What you should do:
Write out the records again, exactly, leaving none out.

Records provided:
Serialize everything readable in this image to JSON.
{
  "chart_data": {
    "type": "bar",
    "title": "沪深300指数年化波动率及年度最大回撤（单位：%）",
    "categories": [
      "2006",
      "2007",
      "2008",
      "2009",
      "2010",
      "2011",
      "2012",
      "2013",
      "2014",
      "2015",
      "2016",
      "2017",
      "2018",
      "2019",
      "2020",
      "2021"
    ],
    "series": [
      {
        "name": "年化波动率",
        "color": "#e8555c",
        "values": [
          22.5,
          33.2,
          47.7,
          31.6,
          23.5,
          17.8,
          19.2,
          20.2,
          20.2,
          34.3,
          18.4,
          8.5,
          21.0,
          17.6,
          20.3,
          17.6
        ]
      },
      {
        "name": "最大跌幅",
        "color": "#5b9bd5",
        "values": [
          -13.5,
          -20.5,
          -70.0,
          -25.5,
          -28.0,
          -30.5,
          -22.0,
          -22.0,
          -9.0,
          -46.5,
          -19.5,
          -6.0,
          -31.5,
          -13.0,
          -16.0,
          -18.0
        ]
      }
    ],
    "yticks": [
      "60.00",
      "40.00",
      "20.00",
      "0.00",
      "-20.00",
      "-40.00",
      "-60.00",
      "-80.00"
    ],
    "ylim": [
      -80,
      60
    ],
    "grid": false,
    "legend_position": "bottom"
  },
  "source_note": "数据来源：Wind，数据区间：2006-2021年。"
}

Answer below:
Serialize everything readable in this image to JSON.
{
  "chart_data": {
    "type": "bar",
    "title": "沪深300指数年化波动率及年度最大回撤（单位：%）",
    "categories": [
      "2006",
      "2007",
      "2008",
      "2009",
      "2010",
      "2011",
      "2012",
      "2013",
      "2014",
      "2015",
      "2016",
      "2017",
      "2018",
      "2019",
      "2020",
      "2021"
    ],
    "series": [
      {
        "name": "年化波动率",
        "color": "#e8555c",
        "values": [
          22.5,
          33.2,
          47.7,
          31.6,
          23.5,
          17.8,
          19.2,
          20.2,
          20.2,
          34.3,
          18.4,
          8.5,
          21.0,
          17.6,
          20.3,
          17.6
        ]
      },
      {
        "name": "最大跌幅",
        "color": "#5b9bd5",
        "values": [
          -13.5,
          -20.5,
          -70.0,
          -25.5,
          -28.0,
          -30.5,
          -22.0,
          -22.0,
          -9.0,
          -46.5,
          -19.5,
          -6.0,
          -31.5,
          -13.0,
          -16.0,
          -18.0
        ]
      }
    ],
    "yticks": [
      "60.00",
      "40.00",
      "20.00",
      "0.00",
      "-20.00",
      "-40.00",
      "-60.00",
      "-80.00"
    ],
    "ylim": [
      -80,
      60
    ],
    "grid": false,
    "legend_position": "bottom"
  },
  "source_note": "数据来源：Wind，数据区间：2006-2021年。"
}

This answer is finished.